Copy every record below, exactly as written.

** begin Record list **

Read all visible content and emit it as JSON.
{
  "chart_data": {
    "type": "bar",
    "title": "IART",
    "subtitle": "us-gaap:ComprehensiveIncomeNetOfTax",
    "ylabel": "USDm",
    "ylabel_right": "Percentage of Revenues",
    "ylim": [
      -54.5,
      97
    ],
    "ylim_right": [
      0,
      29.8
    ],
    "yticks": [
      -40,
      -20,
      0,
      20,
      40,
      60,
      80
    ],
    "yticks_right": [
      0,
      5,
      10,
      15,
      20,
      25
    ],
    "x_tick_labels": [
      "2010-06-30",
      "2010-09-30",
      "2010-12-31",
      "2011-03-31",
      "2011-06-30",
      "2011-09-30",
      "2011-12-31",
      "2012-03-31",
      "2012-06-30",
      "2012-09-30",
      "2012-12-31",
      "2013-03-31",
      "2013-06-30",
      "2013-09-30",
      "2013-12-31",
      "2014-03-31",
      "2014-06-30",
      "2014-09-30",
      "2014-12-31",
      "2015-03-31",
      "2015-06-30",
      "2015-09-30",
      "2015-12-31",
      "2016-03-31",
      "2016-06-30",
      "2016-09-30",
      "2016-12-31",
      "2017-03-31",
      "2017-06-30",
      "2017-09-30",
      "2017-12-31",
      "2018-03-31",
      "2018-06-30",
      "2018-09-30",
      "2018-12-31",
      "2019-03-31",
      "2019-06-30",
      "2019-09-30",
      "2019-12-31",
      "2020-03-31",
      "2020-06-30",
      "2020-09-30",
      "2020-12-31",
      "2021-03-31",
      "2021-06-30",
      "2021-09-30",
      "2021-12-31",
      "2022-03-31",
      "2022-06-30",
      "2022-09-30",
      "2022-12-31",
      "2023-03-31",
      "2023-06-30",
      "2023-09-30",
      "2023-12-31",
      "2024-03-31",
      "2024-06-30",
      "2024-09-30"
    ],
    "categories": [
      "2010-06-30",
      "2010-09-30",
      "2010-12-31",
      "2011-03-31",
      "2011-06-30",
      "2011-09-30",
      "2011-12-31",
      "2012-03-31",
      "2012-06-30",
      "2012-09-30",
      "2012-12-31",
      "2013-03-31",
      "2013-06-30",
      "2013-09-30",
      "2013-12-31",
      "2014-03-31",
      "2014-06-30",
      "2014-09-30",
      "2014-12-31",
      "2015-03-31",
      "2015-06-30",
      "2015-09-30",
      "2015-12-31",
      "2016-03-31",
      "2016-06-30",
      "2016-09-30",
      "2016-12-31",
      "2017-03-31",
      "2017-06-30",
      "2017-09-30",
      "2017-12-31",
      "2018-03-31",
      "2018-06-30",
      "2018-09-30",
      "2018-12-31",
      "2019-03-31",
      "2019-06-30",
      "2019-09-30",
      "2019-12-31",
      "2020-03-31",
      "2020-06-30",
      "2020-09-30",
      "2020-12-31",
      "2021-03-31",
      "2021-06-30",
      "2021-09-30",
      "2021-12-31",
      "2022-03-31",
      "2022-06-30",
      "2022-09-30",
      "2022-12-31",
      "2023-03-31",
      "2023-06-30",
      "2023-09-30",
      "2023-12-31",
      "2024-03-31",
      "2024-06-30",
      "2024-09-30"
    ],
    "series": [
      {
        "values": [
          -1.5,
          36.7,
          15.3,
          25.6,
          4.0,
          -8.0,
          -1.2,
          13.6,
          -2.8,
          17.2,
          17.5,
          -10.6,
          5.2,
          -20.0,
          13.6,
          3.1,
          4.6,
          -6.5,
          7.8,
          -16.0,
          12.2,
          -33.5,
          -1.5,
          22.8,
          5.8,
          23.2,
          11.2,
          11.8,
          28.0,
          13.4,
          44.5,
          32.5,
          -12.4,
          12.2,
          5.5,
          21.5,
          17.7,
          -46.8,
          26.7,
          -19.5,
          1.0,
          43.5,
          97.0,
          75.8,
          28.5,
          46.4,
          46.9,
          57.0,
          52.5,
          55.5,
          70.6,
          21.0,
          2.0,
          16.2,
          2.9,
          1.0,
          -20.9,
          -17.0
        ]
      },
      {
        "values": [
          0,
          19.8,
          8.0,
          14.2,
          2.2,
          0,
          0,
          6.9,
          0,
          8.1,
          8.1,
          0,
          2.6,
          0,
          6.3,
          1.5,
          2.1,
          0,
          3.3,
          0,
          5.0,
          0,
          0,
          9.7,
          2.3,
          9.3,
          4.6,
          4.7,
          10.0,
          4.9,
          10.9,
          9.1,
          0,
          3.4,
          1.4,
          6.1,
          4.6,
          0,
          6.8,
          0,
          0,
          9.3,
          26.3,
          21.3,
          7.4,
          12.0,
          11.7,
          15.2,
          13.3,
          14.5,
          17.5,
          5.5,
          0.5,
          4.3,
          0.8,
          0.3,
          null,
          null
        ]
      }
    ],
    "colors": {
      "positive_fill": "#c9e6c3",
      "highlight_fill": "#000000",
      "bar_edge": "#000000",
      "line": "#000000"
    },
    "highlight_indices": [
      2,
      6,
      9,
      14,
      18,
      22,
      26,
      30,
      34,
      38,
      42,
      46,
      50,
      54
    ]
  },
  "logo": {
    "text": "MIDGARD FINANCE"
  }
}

** end Record list **

» **Correct output**:
Read all visible content and emit it as JSON.
{
  "chart_data": {
    "type": "bar",
    "title": "IART",
    "subtitle": "us-gaap:ComprehensiveIncomeNetOfTax",
    "ylabel": "USDm",
    "ylabel_right": "Percentage of Revenues",
    "ylim": [
      -54.5,
      97
    ],
    "ylim_right": [
      0,
      29.8
    ],
    "yticks": [
      -40,
      -20,
      0,
      20,
      40,
      60,
      80
    ],
    "yticks_right": [
      0,
      5,
      10,
      15,
      20,
      25
    ],
    "x_tick_labels": [
      "2010-06-30",
      "2010-09-30",
      "2010-12-31",
      "2011-03-31",
      "2011-06-30",
      "2011-09-30",
      "2011-12-31",
      "2012-03-31",
      "2012-06-30",
      "2012-09-30",
      "2012-12-31",
      "2013-03-31",
      "2013-06-30",
      "2013-09-30",
      "2013-12-31",
      "2014-03-31",
      "2014-06-30",
      "2014-09-30",
      "2014-12-31",
      "2015-03-31",
      "2015-06-30",
      "2015-09-30",
      "2015-12-31",
      "2016-03-31",
      "2016-06-30",
      "2016-09-30",
      "2016-12-31",
      "2017-03-31",
      "2017-06-30",
      "2017-09-30",
      "2017-12-31",
      "2018-03-31",
      "2018-06-30",
      "2018-09-30",
      "2018-12-31",
      "2019-03-31",
      "2019-06-30",
      "2019-09-30",
      "2019-12-31",
      "2020-03-31",
      "2020-06-30",
      "2020-09-30",
      "2020-12-31",
      "2021-03-31",
      "2021-06-30",
      "2021-09-30",
      "2021-12-31",
      "2022-03-31",
      "2022-06-30",
      "2022-09-30",
      "2022-12-31",
      "2023-03-31",
      "2023-06-30",
      "2023-09-30",
      "2023-12-31",
      "2024-03-31",
      "2024-06-30",
      "2024-09-30"
    ],
    "categories": [
      "2010-06-30",
      "2010-09-30",
      "2010-12-31",
      "2011-03-31",
      "2011-06-30",
      "2011-09-30",
      "2011-12-31",
      "2012-03-31",
      "2012-06-30",
      "2012-09-30",
      "2012-12-31",
      "2013-03-31",
      "2013-06-30",
      "2013-09-30",
      "2013-12-31",
      "2014-03-31",
      "2014-06-30",
      "2014-09-30",
      "2014-12-31",
      "2015-03-31",
      "2015-06-30",
      "2015-09-30",
      "2015-12-31",
      "2016-03-31",
      "2016-06-30",
      "2016-09-30",
      "2016-12-31",
      "2017-03-31",
      "2017-06-30",
      "2017-09-30",
      "2017-12-31",
      "2018-03-31",
      "2018-06-30",
      "2018-09-30",
      "2018-12-31",
      "2019-03-31",
      "2019-06-30",
      "2019-09-30",
      "2019-12-31",
      "2020-03-31",
      "2020-06-30",
      "2020-09-30",
      "2020-12-31",
      "2021-03-31",
      "2021-06-30",
      "2021-09-30",
      "2021-12-31",
      "2022-03-31",
      "2022-06-30",
      "2022-09-30",
      "2022-12-31",
      "2023-03-31",
      "2023-06-30",
      "2023-09-30",
      "2023-12-31",
      "2024-03-31",
      "2024-06-30",
      "2024-09-30"
    ],
    "series": [
      {
        "values": [
          -1.5,
          36.7,
          15.3,
          25.6,
          4.0,
          -8.0,
          -1.2,
          13.6,
          -2.8,
          17.2,
          17.5,
          -10.6,
          5.2,
          -20.0,
          13.6,
          3.1,
          4.6,
          -6.5,
          7.8,
          -16.0,
          12.2,
          -33.5,
          -1.5,
          22.8,
          5.8,
          23.2,
          11.2,
          11.8,
          28.0,
          13.4,
          44.5,
          32.5,
          -12.4,
          12.2,
          5.5,
          21.5,
          17.7,
          -46.8,
          26.7,
          -19.5,
          1.0,
          43.5,
          97.0,
          75.8,
          28.5,
          46.4,
          46.9,
          57.0,
          52.5,
          55.5,
          70.6,
          21.0,
          2.0,
          16.2,
          2.9,
          1.0,
          -20.9,
          -17.0
        ]
      },
      {
        "values": [
          0,
          19.8,
          8.0,
          14.2,
          2.2,
          0,
          0,
          6.9,
          0,
          8.1,
          8.1,
          0,
          2.6,
          0,
          6.3,
          1.5,
          2.1,
          0,
          3.3,
          0,
          5.0,
          0,
          0,
          9.7,
          2.3,
          9.3,
          4.6,
          4.7,
          10.0,
          4.9,
          10.9,
          9.1,
          0,
          3.4,
          1.4,
          6.1,
          4.6,
          0,
          6.8,
          0,
          0,
          9.3,
          26.3,
          21.3,
          7.4,
          12.0,
          11.7,
          15.2,
          13.3,
          14.5,
          17.5,
          5.5,
          0.5,
          4.3,
          0.8,
          0.3,
          null,
          null
        ]
      }
    ],
    "colors": {
      "positive_fill": "#c9e6c3",
      "highlight_fill": "#000000",
      "bar_edge": "#000000",
      "line": "#000000"
    },
    "highlight_indices": [
      2,
      6,
      9,
      14,
      18,
      22,
      26,
      30,
      34,
      38,
      42,
      46,
      50,
      54
    ]
  },
  "logo": {
    "text": "MIDGARD FINANCE"
  }
}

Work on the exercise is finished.